Stated problem -
Search the material below for the word "text" and copy every line in which it occurs.

[Figure data in JSON]
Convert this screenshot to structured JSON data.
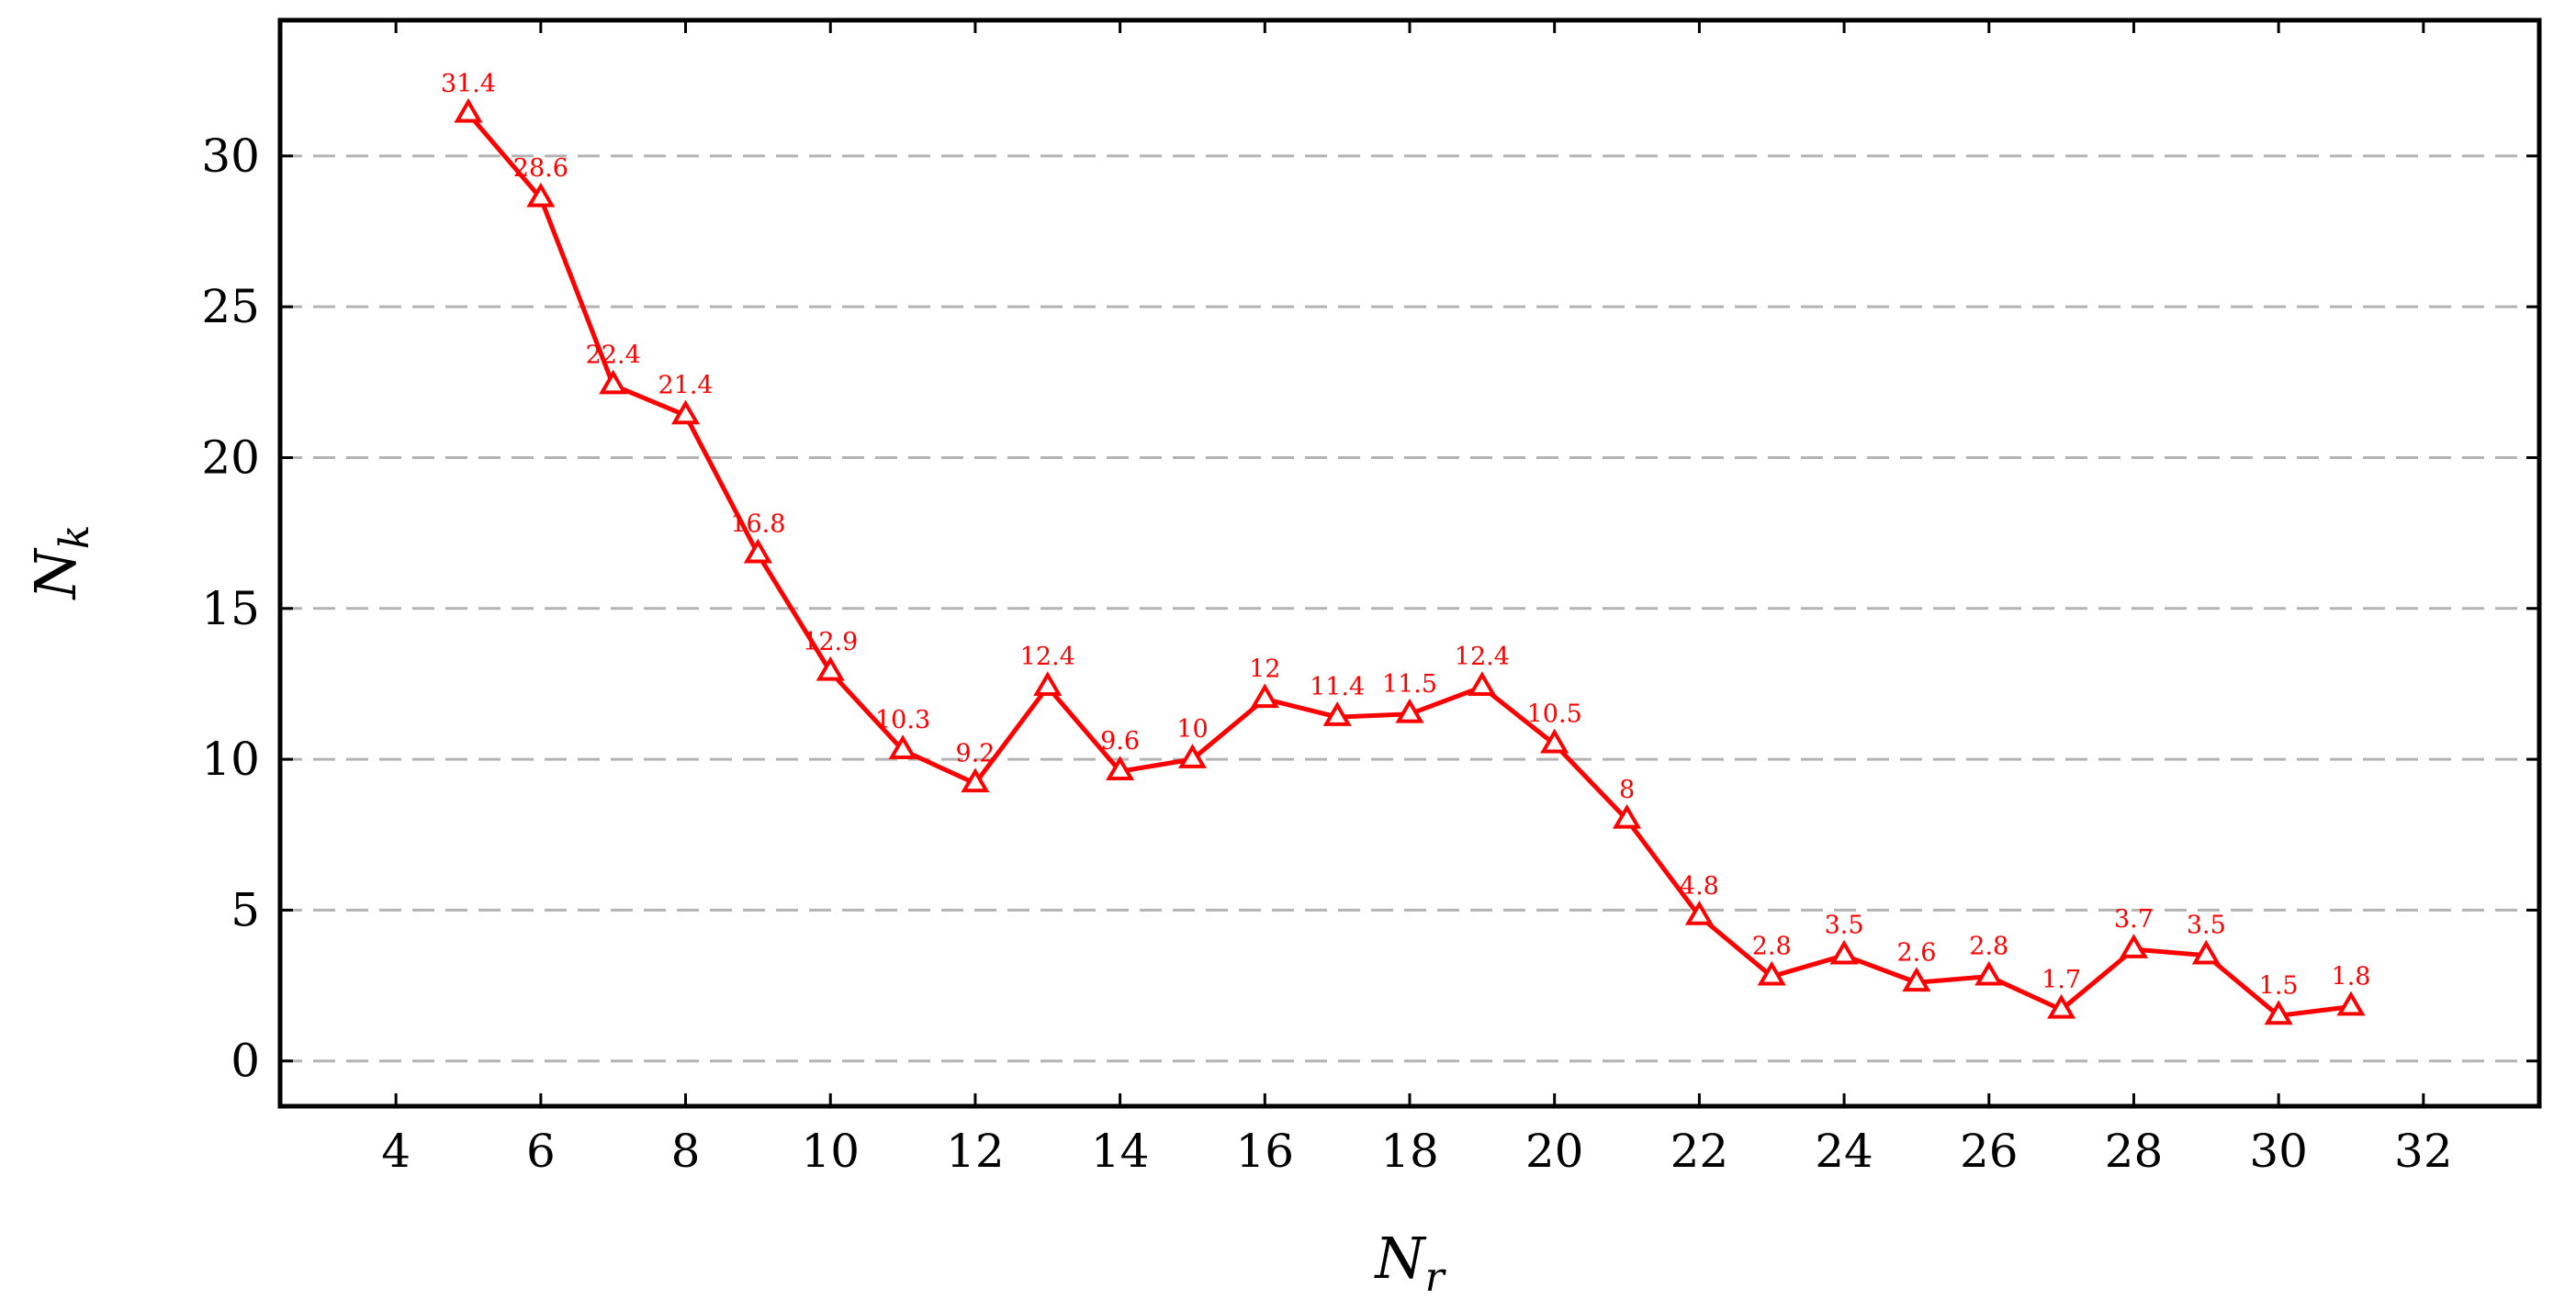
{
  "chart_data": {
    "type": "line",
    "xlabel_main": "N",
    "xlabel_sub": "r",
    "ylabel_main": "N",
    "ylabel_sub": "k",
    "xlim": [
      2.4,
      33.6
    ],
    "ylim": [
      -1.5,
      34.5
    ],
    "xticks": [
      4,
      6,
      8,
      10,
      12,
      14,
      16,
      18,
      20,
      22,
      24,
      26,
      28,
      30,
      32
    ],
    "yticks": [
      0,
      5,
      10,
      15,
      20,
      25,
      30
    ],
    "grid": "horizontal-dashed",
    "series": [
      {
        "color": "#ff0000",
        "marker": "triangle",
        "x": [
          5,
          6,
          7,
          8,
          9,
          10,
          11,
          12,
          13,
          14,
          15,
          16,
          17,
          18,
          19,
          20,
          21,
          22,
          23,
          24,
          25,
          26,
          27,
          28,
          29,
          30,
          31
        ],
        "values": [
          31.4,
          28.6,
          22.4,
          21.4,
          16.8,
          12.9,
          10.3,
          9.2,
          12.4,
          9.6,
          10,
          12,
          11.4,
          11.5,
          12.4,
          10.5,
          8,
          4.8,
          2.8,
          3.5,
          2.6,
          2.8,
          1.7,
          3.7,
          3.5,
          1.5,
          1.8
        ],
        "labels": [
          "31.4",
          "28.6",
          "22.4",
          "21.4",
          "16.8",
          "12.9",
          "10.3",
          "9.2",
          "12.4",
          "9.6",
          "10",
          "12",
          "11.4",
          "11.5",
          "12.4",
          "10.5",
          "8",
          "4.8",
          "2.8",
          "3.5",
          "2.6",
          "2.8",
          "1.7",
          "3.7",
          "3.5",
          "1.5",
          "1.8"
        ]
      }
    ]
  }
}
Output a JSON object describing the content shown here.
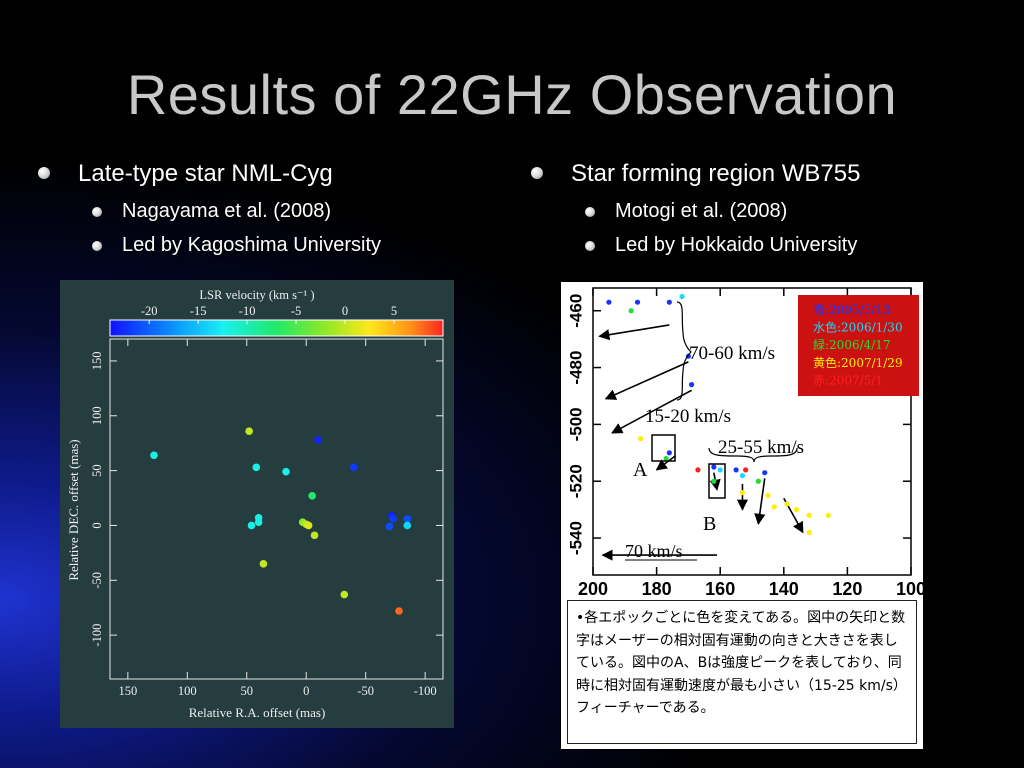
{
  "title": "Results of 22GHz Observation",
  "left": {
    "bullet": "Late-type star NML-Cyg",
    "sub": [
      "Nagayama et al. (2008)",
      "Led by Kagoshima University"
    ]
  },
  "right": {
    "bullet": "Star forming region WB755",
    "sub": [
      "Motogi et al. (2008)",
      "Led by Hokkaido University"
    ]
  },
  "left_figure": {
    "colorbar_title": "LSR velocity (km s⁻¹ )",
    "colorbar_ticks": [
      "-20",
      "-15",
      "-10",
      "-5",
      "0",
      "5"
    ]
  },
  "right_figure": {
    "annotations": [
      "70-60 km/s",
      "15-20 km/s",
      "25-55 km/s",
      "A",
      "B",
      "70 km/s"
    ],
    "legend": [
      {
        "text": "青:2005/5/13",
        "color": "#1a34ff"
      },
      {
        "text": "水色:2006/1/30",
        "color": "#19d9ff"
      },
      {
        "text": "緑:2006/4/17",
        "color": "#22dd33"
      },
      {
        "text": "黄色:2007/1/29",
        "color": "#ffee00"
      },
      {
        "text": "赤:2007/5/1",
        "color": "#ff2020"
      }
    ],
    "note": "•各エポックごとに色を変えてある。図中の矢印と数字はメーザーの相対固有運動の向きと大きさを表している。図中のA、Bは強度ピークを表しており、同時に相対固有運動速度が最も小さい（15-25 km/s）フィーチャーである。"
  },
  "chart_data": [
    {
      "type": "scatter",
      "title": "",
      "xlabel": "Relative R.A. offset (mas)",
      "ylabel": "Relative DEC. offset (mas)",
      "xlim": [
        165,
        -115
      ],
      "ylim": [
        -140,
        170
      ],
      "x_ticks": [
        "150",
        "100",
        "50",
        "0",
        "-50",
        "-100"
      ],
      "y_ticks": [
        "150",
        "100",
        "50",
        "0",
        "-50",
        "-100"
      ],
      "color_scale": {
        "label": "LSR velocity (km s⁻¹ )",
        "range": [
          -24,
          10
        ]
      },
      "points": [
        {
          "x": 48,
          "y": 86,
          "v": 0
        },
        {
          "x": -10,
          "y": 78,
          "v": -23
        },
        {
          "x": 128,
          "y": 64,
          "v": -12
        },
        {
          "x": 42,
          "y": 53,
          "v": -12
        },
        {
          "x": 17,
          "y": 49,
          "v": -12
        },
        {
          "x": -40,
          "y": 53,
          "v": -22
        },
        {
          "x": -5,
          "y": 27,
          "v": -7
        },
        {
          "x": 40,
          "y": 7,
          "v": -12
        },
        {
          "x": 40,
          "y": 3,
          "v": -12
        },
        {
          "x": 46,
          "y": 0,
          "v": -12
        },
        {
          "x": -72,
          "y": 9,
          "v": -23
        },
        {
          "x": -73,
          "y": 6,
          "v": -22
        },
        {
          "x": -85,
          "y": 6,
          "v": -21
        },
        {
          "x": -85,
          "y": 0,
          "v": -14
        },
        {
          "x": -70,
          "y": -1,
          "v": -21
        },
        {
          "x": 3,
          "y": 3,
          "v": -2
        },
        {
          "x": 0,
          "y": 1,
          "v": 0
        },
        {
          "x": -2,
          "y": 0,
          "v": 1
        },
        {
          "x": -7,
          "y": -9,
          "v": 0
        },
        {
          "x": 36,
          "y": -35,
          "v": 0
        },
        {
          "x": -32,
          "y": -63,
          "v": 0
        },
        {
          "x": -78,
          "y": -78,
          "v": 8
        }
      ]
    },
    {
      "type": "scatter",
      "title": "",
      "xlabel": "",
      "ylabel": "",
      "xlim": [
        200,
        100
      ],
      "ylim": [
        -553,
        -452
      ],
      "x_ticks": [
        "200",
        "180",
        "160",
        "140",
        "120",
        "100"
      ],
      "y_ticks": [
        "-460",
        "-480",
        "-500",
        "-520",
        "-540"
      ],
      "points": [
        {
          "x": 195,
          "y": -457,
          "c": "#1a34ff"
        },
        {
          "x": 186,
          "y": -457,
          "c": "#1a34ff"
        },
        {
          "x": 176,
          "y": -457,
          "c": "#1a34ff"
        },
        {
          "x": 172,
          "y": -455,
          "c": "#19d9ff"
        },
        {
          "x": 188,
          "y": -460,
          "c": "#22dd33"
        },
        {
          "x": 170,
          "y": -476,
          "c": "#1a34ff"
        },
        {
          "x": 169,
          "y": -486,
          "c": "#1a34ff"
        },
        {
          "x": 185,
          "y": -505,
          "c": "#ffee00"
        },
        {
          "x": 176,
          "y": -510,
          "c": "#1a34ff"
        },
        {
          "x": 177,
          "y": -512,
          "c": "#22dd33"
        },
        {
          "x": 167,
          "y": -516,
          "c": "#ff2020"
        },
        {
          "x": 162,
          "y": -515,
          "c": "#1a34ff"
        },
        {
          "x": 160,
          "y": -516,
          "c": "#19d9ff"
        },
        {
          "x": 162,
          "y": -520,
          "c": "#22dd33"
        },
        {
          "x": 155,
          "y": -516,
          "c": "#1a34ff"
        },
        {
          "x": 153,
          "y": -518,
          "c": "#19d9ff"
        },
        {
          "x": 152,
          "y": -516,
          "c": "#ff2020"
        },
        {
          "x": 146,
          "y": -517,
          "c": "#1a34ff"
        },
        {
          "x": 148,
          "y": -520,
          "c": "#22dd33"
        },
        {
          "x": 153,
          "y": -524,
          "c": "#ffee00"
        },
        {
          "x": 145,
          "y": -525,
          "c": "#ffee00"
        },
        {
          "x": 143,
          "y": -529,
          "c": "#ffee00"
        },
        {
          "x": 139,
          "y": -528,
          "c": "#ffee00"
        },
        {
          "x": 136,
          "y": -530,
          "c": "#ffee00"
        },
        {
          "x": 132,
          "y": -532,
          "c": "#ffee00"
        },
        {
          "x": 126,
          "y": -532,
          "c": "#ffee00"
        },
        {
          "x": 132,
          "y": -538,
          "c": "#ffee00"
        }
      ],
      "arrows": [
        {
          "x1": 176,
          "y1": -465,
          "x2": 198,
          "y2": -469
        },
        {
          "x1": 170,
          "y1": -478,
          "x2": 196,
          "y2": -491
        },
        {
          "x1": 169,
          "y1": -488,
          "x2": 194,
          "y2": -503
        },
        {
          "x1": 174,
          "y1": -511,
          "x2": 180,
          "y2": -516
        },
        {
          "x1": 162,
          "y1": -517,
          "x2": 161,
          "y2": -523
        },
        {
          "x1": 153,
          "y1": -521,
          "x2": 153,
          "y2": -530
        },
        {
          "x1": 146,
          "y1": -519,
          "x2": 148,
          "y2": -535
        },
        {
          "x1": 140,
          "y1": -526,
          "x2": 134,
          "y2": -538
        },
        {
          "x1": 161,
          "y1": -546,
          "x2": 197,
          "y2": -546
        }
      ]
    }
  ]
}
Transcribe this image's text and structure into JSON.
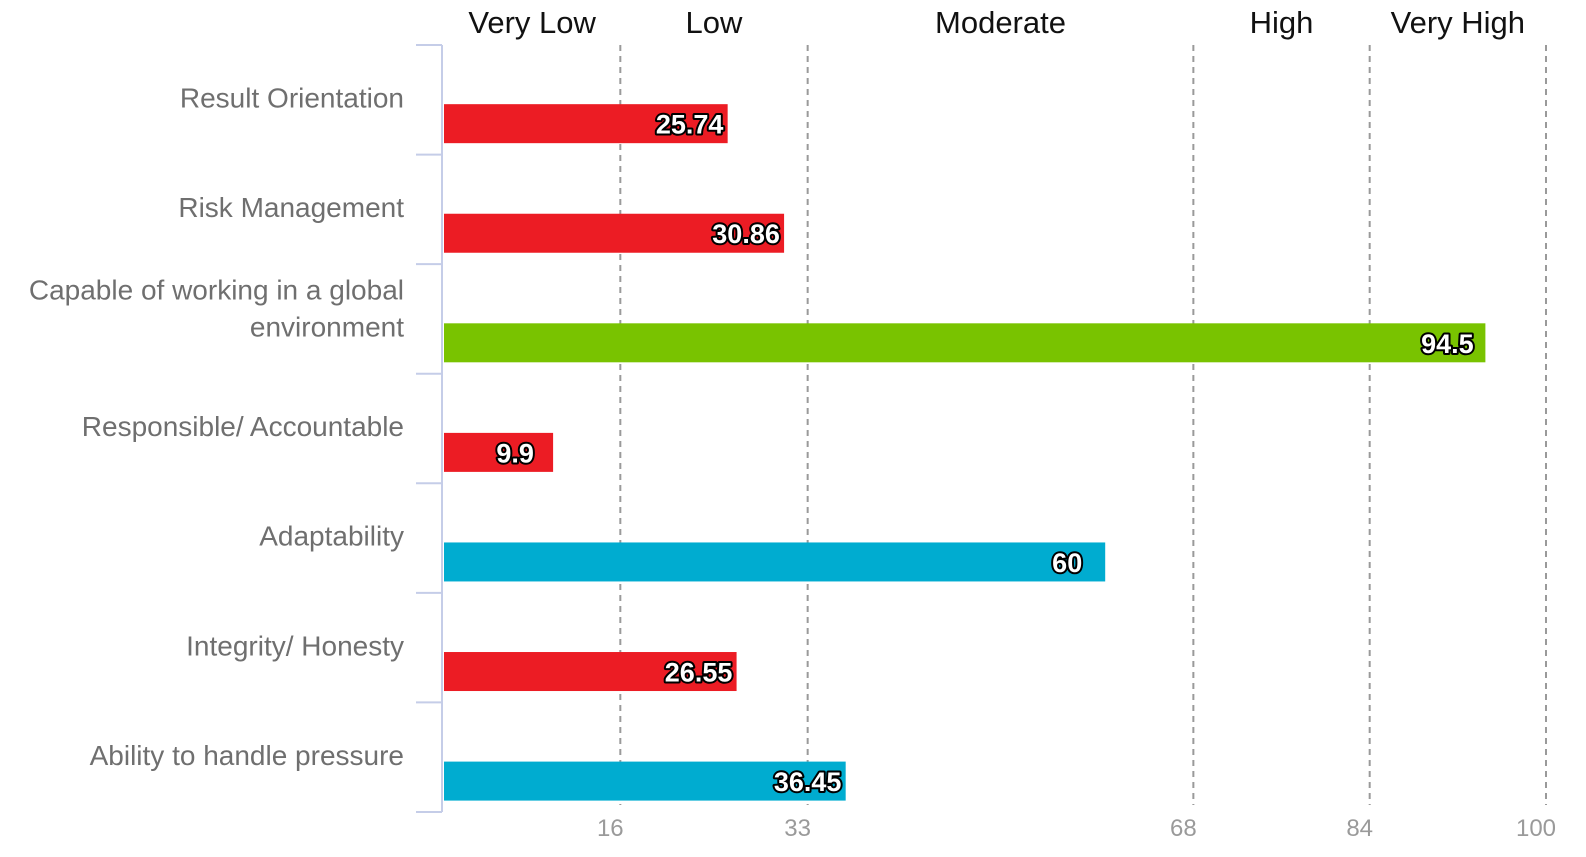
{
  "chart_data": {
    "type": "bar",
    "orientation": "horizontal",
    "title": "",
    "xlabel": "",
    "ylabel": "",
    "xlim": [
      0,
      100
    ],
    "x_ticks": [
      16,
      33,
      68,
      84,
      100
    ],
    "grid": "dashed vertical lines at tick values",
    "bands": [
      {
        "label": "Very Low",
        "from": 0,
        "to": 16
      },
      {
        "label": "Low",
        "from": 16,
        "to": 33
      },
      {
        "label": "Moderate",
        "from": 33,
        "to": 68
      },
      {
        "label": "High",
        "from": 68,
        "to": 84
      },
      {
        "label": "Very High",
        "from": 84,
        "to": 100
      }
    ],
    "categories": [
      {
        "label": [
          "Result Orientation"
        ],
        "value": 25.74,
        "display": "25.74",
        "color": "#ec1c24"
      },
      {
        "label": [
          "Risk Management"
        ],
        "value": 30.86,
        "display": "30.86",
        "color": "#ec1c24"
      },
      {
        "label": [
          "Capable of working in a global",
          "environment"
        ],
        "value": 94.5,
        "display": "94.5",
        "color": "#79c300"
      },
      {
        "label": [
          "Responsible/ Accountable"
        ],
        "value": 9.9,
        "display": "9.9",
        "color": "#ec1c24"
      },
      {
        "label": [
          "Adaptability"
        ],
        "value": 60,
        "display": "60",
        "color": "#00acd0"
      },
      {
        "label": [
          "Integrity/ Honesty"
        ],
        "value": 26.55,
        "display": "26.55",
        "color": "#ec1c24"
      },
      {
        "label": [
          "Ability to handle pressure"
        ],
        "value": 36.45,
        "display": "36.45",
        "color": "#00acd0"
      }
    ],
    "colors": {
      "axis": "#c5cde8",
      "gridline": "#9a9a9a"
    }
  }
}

Reply -
        "text": "青:2005/5/13",
        "text": "水色:2006/1/30",
        "text": "緑:2006/4/17",
        "text": "黄色:2007/1/29",
        "text": "赤:2007/5/1",
Transcribe this image's text and structure into JSON.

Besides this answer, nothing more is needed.